▸ Required actions
a) Summarize the easyCredit system passage below in two sentences.
b) Write the next part of the easyCredit system passage below, picking up after its final sentence.

▸ Study text
Application Solution: The development team opted to use open-source Java 2 Enterprise Edition-based app server JBoss 3.2.5 (now 4.0.2) with the Apache Tomcat Web server as the platform for the Web-based easyCredit system. The use of the J2EE standard-platform mitigated the risk because the bank could port the easyCredit system to a commercial J2EE platform such as BEA WebLogic or IBM WebSphere, if necessary.

easyCredit uses Web-based apps and tools to gather third-party data for credit checks, when applicants apply for a loan. A rules engine and business intelligence tools are configured to detect fraud, allowing for machine-based credit decisions. An enterprise content management system gives employees access to customer files.

Development was done in an Eclipse environment. The team used the unified software dev process. About 80 percent of the tools were open source from the components framework (Apache Struts, Apache OJB) and version control (CVS), to testing (JUnit, Grinder) and build (Cruise Control).

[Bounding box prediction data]
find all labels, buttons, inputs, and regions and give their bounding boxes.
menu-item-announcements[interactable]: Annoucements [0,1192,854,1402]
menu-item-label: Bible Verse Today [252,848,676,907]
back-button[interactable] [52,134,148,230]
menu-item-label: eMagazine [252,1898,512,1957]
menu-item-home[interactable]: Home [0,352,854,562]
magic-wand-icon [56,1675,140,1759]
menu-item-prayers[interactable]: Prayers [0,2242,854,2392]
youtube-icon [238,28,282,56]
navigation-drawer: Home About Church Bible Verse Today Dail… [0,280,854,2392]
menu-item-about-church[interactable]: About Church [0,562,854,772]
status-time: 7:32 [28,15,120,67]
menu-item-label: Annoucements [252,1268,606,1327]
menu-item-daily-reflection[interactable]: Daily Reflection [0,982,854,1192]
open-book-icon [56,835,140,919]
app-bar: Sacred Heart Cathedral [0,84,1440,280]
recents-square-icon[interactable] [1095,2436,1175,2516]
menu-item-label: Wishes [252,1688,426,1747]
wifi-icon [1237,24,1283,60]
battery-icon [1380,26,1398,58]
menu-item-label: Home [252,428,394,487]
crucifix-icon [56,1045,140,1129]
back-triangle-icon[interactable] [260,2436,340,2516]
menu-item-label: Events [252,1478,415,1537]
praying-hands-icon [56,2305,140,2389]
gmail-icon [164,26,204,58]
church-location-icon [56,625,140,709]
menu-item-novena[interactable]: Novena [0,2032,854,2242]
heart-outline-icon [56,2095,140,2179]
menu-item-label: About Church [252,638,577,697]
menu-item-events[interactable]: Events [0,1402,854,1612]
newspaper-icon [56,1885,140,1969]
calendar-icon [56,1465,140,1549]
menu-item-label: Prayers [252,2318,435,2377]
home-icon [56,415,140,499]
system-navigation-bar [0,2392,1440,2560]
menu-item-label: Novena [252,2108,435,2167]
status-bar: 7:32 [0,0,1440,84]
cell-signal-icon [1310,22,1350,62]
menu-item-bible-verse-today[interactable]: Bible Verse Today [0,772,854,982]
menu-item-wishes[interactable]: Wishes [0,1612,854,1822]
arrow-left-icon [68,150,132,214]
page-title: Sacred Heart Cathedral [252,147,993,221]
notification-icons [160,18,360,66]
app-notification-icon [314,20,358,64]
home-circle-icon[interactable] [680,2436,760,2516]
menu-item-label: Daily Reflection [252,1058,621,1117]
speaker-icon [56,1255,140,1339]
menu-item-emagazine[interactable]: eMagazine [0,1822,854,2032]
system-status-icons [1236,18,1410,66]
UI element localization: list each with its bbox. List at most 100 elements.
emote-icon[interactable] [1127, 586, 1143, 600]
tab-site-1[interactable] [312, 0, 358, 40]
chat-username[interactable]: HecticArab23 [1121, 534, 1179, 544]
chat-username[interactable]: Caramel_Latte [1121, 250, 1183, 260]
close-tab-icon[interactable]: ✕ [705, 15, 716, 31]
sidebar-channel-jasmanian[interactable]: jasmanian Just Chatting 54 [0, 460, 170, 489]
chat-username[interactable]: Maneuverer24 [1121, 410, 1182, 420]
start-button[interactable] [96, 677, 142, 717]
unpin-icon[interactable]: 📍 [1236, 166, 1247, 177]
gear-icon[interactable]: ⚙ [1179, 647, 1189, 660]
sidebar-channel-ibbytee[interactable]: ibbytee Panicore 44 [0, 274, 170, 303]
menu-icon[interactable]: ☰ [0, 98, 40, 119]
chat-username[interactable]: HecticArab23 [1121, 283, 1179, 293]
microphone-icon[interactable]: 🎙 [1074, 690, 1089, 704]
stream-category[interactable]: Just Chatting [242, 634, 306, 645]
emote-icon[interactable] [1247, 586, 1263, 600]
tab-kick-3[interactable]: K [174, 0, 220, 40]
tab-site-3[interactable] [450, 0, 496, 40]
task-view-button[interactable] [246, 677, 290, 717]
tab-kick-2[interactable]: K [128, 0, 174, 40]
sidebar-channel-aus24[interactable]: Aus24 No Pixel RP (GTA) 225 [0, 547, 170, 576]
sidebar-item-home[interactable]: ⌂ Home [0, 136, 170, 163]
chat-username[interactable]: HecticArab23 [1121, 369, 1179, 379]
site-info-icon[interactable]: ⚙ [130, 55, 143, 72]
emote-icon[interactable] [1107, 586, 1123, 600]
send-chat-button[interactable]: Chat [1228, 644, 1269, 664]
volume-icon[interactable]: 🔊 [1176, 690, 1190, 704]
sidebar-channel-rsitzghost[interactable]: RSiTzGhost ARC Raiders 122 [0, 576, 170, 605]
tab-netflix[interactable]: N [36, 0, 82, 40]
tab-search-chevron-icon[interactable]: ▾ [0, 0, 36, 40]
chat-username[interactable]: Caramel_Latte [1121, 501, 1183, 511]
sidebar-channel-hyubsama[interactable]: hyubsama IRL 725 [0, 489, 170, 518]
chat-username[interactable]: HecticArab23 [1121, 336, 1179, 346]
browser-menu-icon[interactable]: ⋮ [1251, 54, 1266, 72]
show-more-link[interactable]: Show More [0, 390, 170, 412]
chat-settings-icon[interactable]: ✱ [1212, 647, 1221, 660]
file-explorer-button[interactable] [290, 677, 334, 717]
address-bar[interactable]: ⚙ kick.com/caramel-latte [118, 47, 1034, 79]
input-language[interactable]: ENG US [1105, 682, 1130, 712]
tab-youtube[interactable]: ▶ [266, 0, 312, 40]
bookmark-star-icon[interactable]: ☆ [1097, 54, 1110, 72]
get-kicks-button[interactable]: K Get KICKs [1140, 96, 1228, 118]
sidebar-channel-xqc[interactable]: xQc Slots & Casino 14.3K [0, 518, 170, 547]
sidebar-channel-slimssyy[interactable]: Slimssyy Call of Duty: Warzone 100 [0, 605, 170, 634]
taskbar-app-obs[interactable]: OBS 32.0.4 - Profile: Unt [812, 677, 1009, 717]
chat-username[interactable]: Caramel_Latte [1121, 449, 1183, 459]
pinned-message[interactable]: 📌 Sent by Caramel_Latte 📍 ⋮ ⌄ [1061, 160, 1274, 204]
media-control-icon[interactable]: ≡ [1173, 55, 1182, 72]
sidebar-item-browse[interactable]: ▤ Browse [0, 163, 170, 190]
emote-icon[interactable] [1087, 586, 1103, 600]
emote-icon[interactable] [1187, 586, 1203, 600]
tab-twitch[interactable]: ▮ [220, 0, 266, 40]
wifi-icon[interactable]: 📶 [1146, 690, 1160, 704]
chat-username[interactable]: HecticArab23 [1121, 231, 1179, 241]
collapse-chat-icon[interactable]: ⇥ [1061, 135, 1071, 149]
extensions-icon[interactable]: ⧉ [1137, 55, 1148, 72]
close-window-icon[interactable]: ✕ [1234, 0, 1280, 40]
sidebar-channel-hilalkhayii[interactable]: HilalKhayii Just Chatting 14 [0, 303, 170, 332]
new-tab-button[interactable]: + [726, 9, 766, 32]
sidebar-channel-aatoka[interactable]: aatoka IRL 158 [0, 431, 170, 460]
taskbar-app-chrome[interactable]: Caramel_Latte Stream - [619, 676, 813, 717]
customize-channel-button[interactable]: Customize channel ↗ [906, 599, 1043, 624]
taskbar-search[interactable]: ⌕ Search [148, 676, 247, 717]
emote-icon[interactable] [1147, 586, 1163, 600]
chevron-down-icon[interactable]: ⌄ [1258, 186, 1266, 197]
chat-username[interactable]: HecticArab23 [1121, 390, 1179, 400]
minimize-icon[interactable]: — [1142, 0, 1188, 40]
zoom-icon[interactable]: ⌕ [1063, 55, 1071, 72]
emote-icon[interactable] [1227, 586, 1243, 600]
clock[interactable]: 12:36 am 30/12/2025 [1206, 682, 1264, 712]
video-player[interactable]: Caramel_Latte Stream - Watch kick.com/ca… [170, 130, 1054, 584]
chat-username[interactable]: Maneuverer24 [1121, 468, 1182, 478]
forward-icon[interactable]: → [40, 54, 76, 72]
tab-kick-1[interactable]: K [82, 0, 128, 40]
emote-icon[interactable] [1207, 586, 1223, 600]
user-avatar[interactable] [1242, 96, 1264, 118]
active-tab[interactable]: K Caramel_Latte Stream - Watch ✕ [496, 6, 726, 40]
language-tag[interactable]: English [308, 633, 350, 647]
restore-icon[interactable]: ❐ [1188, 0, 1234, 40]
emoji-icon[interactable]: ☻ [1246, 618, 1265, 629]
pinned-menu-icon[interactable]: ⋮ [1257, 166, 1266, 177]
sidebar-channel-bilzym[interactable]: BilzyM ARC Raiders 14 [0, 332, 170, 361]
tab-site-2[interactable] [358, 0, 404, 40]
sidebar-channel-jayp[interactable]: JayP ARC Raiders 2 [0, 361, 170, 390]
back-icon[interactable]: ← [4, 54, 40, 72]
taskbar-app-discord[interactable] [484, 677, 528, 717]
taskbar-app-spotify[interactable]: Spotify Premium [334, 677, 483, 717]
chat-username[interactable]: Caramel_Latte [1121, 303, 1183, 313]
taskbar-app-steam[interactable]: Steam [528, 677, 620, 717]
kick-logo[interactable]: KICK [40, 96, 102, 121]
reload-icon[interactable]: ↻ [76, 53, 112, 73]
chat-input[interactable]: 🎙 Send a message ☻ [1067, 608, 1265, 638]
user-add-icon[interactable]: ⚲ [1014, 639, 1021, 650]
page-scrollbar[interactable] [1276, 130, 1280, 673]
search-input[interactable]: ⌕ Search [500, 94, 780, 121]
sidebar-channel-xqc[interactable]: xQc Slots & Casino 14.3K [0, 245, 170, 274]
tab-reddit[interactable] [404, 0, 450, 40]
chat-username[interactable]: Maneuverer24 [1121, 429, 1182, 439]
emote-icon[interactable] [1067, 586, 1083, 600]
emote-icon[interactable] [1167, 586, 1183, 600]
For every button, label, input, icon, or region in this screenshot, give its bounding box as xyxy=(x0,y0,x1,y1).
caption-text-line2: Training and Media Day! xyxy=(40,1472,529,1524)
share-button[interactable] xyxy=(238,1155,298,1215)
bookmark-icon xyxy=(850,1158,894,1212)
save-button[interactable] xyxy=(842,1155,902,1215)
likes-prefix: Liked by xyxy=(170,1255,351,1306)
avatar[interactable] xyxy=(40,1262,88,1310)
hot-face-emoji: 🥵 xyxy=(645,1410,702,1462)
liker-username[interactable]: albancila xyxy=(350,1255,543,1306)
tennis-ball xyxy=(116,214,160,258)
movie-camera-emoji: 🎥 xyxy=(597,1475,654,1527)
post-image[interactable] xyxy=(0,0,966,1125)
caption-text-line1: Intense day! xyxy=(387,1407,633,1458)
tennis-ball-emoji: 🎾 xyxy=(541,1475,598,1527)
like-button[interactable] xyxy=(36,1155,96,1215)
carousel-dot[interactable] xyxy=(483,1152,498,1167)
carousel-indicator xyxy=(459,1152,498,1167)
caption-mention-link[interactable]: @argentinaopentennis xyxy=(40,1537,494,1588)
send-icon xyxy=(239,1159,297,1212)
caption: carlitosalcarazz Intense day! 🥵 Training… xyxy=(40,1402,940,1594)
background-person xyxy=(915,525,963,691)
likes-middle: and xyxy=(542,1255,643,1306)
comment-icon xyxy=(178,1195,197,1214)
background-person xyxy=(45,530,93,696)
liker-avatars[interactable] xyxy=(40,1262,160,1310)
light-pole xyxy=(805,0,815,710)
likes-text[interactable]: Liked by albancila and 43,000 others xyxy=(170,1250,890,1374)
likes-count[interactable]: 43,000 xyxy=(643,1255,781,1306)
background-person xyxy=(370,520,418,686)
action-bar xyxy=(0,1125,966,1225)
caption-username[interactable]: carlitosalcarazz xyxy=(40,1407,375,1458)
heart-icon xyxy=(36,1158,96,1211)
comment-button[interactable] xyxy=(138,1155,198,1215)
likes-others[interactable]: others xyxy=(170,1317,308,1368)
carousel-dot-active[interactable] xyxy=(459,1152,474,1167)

▸ Answers by item
a) The easyCredit system was built on the open-source J2EE app server JBoss with the Apache Tomcat Web server, a standard platform that lowered risk because the bank could move the system to a commercial J2EE platform if needed. The system uses Web-based tools to gather third-party credit data, a rules engine and business intelligence tools to detect fraud and support machine-based credit decisions, and an enterprise content management system for customer files, and it was developed in Eclipse with mostly open-source tools.

b)
A test version of the system was ready by May 2003. After norisbank was acquired in June 2003, the 35-member dev team was told the system needed to integrate with 785 additional financial institutions to support 11,200 agencies and more than 31,000 users. It also needed the capacity to handle 100,000 Web-based transactions, concurrently. The prototype was finished and the system was open enough to integrate into the infrastructure and specifications of the parent company, according to the dev team.